**DATASET EXCERPTS:**
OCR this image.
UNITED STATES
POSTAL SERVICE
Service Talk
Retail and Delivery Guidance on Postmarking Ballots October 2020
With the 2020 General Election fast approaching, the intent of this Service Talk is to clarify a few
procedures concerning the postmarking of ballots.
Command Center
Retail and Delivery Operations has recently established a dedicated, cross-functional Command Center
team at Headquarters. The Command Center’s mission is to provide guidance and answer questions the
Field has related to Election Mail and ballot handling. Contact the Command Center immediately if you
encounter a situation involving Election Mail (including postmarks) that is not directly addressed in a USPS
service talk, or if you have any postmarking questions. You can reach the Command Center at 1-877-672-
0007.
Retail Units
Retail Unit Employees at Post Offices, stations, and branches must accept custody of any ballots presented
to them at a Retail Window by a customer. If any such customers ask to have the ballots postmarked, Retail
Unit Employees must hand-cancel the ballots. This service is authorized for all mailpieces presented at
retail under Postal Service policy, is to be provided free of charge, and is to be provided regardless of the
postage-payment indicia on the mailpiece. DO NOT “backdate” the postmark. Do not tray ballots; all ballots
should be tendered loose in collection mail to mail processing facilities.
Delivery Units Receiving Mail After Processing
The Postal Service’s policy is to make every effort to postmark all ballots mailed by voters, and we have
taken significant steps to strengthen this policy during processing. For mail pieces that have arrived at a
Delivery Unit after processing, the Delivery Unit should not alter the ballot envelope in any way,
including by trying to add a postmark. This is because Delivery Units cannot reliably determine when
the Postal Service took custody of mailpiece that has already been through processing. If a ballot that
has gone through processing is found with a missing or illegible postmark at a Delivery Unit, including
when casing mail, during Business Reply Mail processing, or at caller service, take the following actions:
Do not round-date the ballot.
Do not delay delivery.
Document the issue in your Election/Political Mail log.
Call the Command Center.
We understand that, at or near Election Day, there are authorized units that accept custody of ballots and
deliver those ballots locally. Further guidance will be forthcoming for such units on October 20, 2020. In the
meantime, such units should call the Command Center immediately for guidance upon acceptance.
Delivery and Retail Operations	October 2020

* * *

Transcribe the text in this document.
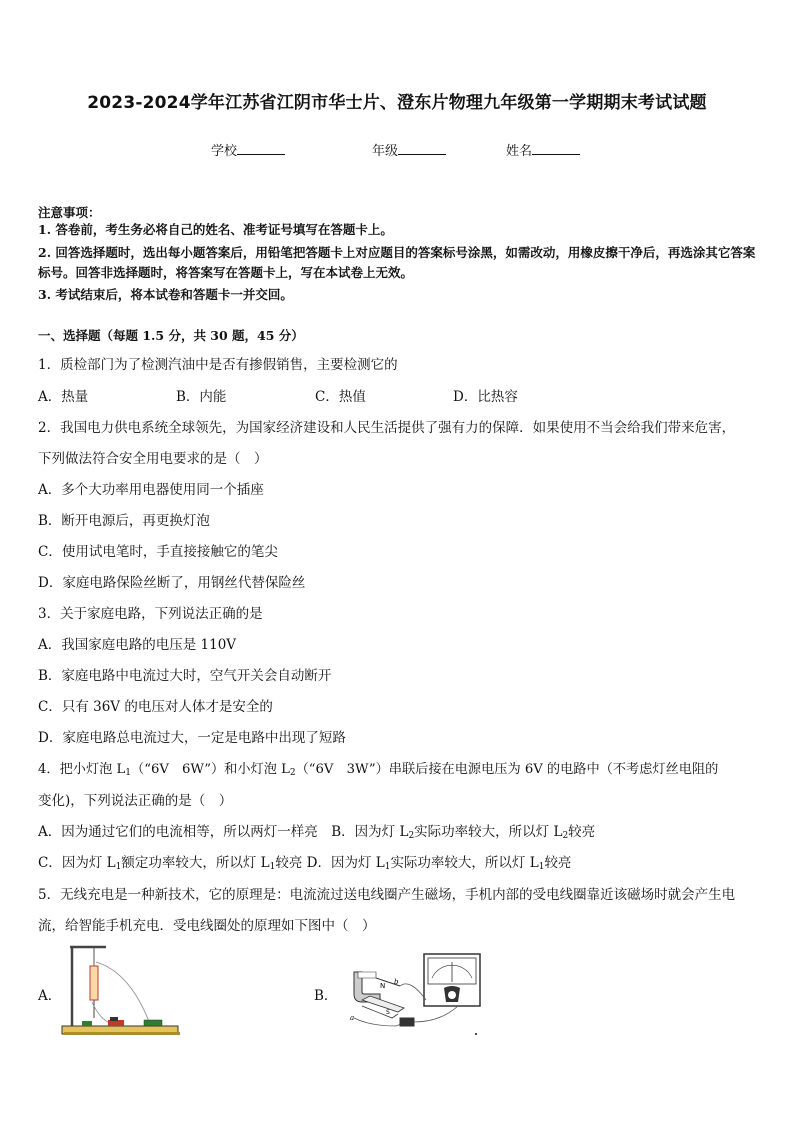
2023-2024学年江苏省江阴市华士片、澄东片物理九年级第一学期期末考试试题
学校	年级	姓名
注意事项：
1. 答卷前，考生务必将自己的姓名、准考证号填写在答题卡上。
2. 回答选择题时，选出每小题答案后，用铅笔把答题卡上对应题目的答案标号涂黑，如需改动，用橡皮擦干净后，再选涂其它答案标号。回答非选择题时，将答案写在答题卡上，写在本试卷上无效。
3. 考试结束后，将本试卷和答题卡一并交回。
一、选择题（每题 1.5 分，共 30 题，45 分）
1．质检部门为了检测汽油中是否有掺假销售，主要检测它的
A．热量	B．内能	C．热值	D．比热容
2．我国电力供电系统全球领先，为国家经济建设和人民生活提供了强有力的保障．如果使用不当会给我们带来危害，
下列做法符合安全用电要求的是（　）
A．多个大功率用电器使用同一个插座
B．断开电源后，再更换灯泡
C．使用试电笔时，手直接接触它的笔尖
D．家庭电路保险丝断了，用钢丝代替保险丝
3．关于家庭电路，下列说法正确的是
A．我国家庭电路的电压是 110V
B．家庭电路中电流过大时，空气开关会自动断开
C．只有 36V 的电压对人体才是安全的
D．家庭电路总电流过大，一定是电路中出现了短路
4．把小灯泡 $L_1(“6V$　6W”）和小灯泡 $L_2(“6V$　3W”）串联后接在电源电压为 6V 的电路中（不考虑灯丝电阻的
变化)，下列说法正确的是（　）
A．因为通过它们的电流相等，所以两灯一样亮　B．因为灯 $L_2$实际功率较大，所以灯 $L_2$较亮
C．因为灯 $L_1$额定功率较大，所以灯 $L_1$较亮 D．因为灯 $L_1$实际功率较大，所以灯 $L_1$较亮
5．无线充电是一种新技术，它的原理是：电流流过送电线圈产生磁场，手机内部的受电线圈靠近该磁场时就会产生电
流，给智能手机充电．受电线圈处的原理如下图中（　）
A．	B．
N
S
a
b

...

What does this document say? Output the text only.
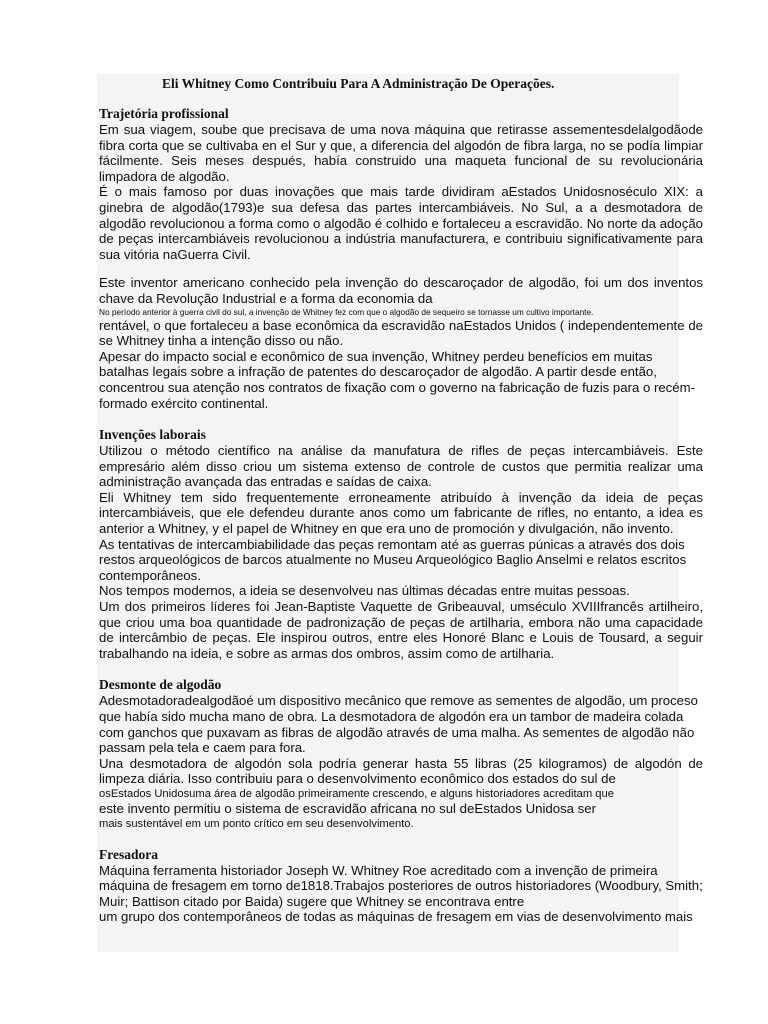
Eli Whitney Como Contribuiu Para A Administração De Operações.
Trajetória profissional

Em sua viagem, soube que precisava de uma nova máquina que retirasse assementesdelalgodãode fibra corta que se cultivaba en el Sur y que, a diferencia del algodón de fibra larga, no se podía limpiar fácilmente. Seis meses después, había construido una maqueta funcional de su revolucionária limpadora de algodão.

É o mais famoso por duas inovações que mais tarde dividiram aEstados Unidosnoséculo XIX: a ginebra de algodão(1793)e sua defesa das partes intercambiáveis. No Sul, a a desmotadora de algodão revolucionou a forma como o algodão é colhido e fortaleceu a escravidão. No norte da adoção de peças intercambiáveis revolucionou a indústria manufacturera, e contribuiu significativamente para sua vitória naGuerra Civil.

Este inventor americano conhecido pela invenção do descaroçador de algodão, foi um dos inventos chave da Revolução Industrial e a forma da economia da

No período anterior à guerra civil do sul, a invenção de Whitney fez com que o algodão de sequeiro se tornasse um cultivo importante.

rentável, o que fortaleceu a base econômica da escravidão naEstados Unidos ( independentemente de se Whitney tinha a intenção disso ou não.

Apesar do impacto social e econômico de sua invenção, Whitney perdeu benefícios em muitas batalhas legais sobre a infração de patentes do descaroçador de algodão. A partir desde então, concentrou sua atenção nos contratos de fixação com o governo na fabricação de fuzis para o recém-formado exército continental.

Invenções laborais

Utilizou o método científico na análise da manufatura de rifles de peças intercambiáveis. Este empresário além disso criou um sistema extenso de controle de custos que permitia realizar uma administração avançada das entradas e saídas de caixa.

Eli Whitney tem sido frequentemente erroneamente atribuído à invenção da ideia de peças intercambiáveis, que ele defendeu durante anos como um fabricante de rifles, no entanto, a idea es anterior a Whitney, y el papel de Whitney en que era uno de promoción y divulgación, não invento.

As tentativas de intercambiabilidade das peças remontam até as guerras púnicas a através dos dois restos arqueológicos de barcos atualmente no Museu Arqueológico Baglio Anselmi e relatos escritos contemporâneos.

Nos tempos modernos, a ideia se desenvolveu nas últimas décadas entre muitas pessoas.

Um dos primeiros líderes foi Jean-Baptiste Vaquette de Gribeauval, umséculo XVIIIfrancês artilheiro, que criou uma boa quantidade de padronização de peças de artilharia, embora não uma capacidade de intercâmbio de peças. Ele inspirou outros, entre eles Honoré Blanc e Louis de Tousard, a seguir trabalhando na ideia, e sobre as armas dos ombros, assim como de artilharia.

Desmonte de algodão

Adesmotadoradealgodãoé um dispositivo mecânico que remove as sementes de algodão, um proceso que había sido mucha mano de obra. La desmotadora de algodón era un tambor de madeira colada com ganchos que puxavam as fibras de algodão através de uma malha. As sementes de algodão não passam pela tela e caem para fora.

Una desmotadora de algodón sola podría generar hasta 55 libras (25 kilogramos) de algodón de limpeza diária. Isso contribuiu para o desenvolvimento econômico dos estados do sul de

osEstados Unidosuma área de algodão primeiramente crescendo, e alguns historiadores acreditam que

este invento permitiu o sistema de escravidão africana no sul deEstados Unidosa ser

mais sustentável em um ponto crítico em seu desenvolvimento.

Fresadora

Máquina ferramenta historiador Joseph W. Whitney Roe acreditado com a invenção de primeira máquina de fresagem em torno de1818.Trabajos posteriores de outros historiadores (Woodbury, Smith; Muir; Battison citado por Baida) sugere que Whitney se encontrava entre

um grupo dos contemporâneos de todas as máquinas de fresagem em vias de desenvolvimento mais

**DIRECTIONS:**
Give only the number of lines in the records that contain the string "实际功率较大".

**ANSWER FOR THE TASK:**
2